Problem requirements = Provide only the number of lines where "link" occurs.

--- BEGIN Raw records ---

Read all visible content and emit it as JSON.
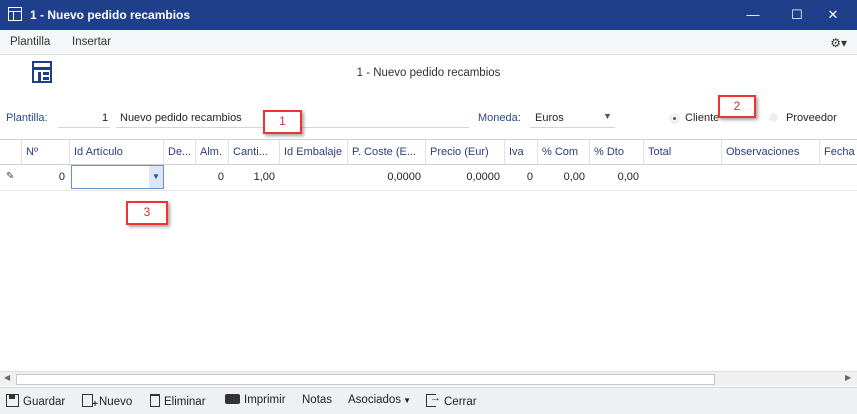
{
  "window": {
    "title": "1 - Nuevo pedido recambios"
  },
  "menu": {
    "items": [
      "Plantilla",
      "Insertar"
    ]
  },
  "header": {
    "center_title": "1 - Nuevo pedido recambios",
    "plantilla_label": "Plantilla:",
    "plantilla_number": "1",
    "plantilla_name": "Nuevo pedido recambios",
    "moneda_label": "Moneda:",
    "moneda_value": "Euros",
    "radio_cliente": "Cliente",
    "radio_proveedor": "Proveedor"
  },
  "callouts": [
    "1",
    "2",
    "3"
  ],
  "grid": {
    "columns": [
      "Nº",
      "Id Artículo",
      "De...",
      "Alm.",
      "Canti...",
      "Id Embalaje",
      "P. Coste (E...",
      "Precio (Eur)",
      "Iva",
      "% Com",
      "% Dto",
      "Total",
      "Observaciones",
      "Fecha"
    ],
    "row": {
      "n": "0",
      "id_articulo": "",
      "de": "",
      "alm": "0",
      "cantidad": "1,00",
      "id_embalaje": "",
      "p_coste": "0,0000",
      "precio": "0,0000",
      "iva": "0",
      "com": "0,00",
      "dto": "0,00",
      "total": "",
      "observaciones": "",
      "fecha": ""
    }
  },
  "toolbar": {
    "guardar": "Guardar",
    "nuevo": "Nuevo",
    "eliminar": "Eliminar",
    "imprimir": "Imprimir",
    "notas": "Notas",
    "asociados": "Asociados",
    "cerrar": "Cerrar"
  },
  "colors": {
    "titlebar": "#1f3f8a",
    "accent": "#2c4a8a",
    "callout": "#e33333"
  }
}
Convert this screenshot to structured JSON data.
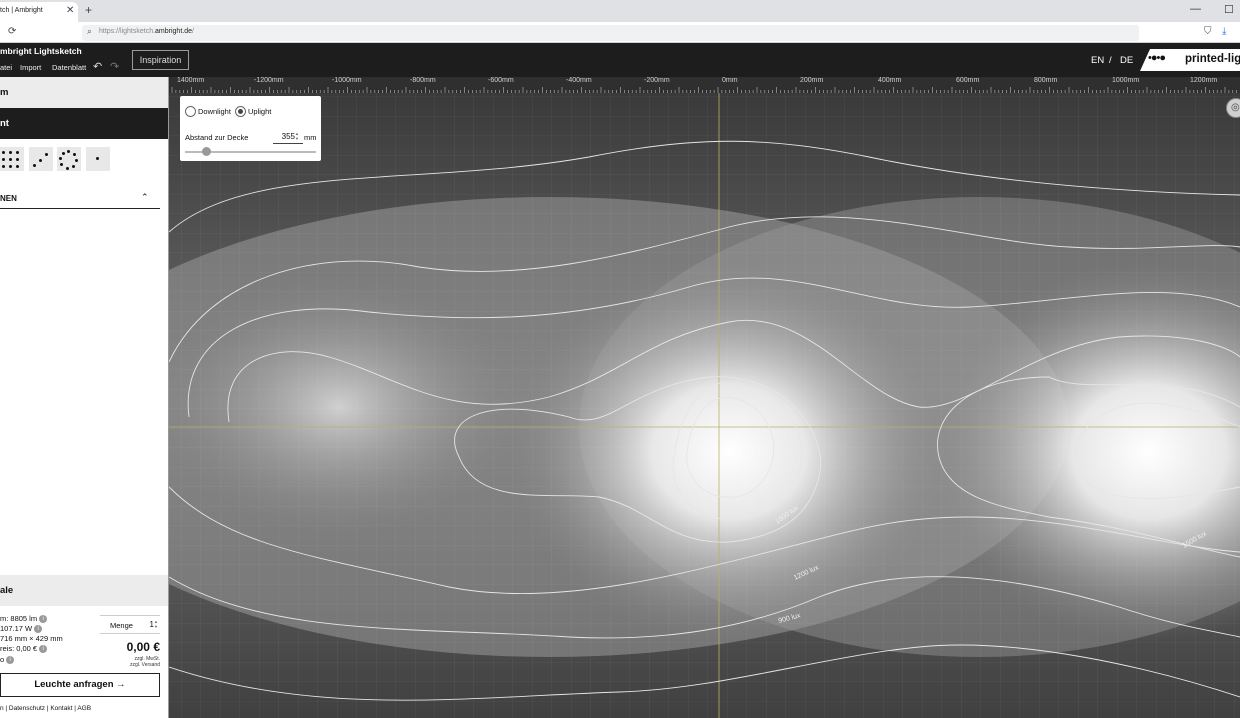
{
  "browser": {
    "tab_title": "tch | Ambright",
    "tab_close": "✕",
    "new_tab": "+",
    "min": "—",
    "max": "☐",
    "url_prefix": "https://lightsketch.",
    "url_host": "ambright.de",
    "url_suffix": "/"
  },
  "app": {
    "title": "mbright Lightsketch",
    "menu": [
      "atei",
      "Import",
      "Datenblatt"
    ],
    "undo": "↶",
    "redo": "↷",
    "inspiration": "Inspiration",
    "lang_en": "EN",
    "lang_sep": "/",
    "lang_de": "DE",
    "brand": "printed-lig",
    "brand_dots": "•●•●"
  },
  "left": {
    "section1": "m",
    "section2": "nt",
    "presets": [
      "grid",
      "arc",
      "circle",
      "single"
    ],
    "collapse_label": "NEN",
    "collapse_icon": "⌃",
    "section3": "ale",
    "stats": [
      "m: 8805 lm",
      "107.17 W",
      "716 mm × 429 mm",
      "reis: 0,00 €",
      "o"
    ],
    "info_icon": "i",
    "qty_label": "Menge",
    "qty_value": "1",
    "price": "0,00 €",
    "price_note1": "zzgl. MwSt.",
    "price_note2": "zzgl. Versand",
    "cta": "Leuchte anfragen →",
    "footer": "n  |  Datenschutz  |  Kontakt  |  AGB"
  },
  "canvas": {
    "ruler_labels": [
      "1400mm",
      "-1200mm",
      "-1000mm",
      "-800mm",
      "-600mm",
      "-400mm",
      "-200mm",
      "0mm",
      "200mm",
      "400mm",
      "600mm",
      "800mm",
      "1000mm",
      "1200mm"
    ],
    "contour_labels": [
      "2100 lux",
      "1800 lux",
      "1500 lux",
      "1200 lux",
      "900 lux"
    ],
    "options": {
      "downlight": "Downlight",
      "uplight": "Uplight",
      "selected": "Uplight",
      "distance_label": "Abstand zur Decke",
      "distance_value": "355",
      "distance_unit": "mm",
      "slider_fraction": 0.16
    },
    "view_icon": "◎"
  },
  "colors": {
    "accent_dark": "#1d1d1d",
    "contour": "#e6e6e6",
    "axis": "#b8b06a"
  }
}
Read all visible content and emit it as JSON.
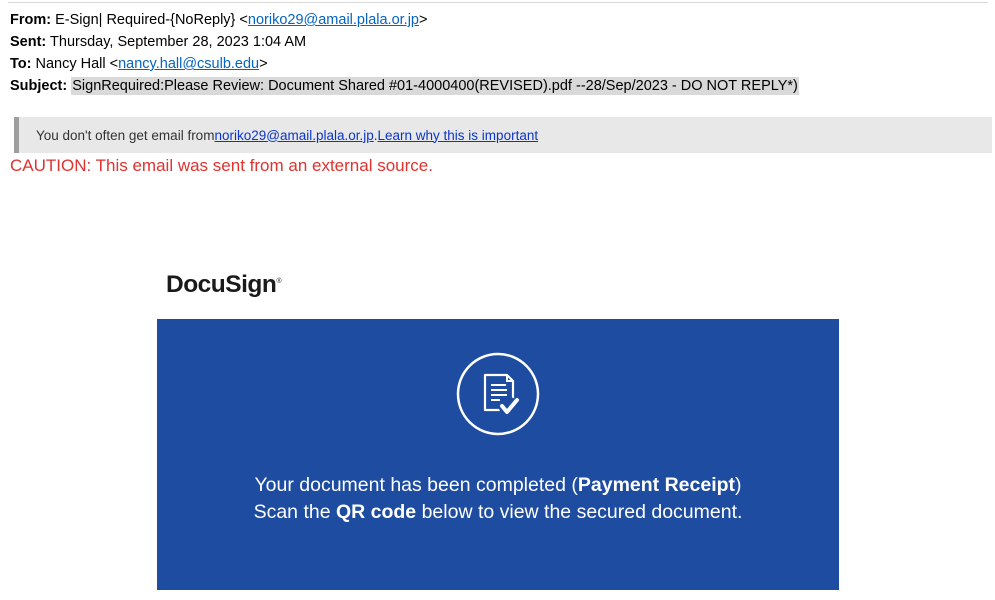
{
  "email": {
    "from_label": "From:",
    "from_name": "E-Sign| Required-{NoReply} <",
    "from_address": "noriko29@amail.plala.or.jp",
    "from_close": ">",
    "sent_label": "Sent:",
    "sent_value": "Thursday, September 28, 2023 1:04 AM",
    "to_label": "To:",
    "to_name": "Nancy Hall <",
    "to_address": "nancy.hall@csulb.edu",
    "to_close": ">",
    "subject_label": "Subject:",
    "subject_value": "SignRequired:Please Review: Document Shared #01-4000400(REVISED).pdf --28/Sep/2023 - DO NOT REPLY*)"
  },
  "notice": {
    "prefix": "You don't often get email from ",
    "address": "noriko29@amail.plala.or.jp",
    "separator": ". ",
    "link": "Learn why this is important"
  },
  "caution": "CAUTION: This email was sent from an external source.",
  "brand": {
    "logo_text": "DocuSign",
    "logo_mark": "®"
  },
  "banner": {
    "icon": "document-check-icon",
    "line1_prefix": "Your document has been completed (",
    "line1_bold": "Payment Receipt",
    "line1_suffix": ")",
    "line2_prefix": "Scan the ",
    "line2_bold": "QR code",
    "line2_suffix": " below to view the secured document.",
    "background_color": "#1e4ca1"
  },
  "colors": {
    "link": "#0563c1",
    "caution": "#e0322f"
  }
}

--- END Raw records ---
--- BEGIN Raw records ---

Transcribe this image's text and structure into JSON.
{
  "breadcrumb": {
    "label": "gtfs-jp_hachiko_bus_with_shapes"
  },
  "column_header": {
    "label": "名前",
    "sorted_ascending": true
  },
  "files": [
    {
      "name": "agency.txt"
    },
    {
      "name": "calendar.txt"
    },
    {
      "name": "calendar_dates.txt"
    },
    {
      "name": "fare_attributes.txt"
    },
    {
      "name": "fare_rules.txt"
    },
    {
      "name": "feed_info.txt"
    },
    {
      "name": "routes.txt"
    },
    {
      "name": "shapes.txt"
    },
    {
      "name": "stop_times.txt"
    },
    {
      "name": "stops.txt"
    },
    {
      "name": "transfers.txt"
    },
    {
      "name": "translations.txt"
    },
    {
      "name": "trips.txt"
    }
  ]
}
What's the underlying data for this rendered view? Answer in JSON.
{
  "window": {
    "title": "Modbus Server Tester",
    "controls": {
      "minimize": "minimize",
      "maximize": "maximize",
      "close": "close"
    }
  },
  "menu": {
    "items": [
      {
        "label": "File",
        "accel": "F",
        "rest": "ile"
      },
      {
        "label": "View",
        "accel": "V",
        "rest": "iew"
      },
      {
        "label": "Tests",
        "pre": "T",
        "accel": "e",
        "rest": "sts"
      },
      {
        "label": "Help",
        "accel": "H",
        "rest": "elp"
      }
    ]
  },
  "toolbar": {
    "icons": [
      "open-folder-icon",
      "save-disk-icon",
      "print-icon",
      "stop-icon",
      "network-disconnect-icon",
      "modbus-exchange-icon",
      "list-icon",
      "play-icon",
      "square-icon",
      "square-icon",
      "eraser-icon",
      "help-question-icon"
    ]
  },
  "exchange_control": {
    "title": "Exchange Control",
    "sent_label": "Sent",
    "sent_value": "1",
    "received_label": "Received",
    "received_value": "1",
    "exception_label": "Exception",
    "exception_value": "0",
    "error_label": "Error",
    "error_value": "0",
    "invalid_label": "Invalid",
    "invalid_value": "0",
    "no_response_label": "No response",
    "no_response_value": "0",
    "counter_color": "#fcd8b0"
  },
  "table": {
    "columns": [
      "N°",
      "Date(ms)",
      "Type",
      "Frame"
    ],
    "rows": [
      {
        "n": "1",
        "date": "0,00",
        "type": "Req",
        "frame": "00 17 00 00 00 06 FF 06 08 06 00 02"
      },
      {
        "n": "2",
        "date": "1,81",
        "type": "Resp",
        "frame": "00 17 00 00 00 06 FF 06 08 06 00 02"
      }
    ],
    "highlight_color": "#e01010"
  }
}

--- END Raw records ---
--- BEGIN Raw records ---

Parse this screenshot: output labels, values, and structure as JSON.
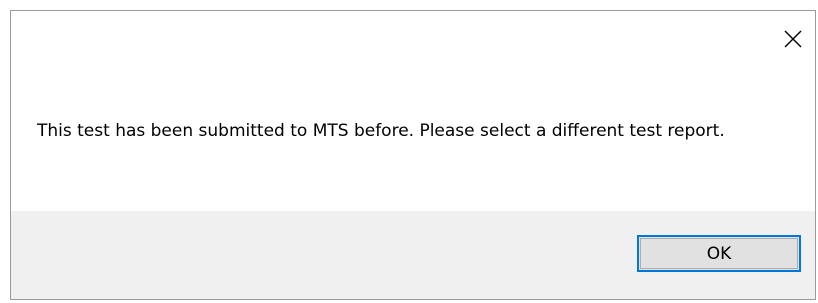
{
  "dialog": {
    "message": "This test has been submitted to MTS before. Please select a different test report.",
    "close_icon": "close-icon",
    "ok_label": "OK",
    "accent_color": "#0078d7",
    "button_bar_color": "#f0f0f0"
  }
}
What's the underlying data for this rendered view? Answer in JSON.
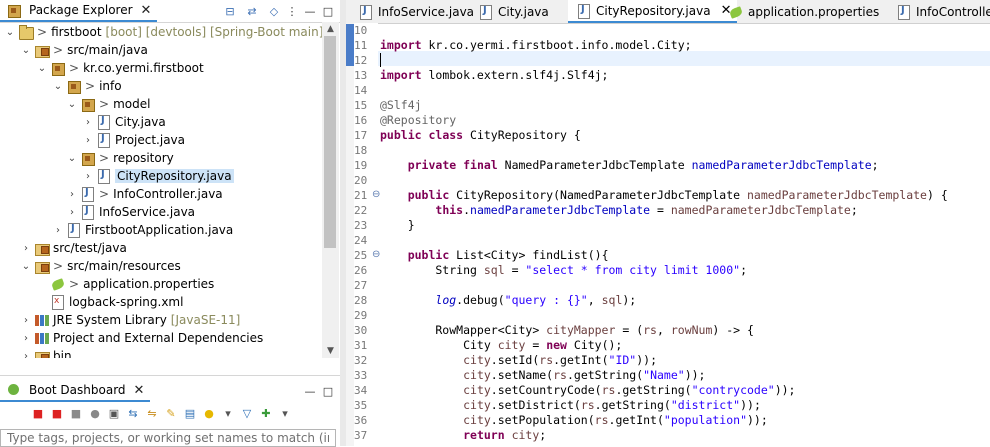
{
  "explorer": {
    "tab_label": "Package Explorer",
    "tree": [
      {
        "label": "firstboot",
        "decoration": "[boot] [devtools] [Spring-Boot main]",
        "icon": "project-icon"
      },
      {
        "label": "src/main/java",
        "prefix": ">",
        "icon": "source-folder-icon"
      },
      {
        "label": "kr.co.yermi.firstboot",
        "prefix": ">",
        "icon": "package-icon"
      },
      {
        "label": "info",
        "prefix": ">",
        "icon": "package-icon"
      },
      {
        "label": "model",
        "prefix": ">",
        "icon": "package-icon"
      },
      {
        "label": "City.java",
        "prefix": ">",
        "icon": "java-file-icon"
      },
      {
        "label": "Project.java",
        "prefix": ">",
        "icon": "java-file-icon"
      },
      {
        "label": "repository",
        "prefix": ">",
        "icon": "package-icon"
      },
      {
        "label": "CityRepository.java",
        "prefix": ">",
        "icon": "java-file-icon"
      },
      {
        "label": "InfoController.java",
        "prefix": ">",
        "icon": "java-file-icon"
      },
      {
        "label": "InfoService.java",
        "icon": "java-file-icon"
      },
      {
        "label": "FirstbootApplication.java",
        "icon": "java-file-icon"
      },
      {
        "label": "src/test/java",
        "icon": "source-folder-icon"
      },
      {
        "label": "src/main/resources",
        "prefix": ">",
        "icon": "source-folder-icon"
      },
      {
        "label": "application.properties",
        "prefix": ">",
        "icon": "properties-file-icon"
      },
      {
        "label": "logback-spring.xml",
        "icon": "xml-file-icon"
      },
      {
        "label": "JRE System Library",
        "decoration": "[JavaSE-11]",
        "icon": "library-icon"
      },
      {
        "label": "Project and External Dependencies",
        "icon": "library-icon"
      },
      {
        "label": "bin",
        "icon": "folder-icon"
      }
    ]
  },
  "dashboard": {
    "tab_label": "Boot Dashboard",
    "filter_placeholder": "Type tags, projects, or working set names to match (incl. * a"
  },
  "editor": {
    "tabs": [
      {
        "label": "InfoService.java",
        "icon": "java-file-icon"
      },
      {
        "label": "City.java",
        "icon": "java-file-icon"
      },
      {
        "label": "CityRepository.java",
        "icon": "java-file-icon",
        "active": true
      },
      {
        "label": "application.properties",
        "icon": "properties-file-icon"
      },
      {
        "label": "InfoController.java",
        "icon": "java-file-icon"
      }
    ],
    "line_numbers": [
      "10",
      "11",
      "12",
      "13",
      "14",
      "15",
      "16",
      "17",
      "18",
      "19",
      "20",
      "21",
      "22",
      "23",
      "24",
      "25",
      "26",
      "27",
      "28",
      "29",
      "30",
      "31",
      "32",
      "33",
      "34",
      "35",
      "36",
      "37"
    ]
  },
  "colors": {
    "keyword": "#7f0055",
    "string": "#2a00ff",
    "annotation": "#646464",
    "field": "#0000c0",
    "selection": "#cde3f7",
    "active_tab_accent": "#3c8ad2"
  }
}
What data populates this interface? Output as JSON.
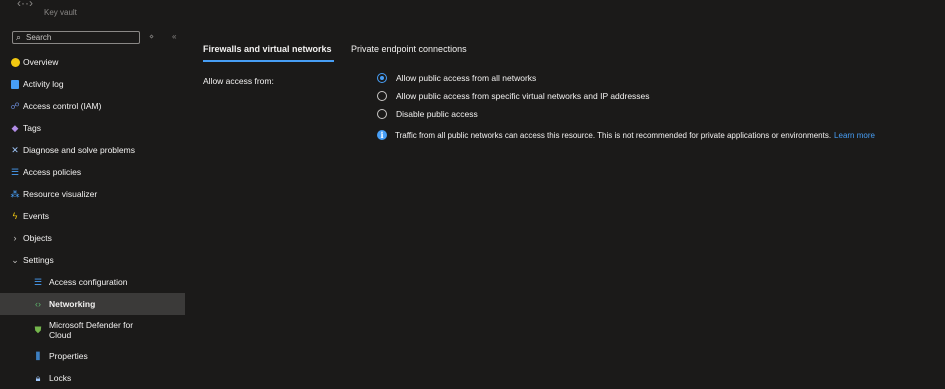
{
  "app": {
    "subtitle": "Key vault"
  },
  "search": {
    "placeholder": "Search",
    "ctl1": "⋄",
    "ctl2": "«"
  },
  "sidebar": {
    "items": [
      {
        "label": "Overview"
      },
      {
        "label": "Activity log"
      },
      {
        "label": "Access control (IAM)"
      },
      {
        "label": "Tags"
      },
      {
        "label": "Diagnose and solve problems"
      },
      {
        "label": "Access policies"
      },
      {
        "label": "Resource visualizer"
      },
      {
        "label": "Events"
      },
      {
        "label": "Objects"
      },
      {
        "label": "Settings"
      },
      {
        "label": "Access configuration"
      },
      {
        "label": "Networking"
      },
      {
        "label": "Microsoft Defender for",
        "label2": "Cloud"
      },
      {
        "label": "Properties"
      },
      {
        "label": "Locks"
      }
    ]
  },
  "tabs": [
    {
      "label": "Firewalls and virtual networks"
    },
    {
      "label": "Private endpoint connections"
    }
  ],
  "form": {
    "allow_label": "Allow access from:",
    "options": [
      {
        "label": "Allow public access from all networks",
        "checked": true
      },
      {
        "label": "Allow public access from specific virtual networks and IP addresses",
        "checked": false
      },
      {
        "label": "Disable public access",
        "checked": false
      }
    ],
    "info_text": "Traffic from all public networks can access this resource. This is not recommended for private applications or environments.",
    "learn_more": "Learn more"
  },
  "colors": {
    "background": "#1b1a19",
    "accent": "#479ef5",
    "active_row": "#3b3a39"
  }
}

--- END Raw records ---

Task output = 2